Job: Lift out all lines below that contain "ресурс".

Dataset rows:

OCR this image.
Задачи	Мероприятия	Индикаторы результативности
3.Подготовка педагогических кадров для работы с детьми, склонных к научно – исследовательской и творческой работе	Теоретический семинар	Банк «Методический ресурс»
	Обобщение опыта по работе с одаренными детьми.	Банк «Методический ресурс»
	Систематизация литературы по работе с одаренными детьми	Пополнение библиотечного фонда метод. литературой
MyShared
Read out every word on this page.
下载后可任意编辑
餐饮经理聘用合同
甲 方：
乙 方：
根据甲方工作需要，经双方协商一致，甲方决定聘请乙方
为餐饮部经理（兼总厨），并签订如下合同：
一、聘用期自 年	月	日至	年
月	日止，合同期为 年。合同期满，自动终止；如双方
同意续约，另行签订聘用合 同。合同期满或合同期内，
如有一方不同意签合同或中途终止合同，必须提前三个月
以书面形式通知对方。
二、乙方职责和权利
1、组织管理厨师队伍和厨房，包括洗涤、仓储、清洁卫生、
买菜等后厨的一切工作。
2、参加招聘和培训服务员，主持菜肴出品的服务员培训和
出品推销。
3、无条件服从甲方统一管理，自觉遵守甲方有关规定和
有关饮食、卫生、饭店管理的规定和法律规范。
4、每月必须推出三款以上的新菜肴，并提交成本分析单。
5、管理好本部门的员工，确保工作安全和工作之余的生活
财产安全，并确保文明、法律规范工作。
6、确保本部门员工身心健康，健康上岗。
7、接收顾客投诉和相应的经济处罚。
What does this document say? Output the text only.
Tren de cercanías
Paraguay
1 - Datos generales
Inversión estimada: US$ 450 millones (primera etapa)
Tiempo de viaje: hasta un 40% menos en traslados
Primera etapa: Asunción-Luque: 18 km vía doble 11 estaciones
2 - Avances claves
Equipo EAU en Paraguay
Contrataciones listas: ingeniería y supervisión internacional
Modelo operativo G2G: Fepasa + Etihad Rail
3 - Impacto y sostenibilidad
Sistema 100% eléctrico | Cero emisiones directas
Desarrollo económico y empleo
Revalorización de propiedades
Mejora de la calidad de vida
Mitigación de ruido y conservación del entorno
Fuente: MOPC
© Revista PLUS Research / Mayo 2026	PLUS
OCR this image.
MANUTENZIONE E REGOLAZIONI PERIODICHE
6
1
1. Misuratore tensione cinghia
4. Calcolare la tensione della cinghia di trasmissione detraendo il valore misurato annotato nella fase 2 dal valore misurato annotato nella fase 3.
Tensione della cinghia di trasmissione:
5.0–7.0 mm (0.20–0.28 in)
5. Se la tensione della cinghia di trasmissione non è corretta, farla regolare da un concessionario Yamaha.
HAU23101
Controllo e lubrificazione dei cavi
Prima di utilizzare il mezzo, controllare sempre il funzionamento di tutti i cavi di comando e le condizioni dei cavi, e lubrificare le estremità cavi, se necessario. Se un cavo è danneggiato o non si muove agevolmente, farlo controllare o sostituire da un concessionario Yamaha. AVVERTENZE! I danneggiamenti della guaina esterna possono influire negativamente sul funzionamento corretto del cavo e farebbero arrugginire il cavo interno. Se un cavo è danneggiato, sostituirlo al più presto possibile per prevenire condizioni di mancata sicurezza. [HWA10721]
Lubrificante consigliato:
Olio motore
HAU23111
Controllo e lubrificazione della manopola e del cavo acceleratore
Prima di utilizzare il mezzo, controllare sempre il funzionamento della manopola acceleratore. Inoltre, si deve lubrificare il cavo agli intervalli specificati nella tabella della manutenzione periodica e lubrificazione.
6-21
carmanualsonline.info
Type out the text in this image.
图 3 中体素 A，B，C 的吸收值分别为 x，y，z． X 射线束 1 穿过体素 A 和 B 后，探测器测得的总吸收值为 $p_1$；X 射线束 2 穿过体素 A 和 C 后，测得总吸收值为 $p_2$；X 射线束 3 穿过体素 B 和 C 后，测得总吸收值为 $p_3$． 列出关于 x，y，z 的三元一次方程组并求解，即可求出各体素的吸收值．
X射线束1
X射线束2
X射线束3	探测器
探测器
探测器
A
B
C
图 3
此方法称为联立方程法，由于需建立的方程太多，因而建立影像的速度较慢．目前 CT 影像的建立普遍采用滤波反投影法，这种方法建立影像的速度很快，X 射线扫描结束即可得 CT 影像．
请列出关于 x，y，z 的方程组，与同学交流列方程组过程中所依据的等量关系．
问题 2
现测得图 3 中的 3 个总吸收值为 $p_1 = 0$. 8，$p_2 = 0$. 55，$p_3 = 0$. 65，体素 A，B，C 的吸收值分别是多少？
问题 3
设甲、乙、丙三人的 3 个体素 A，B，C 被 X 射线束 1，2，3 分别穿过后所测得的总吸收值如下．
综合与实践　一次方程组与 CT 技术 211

Response to the task:
3.Подготовка педагогических кадров для работы с детьми, склонных к научно – исследовательской и творческой работе	Теоретический семинар	Банк «Методический ресурс»
	Обобщение опыта по работе с одаренными детьми.	Банк «Методический ресурс»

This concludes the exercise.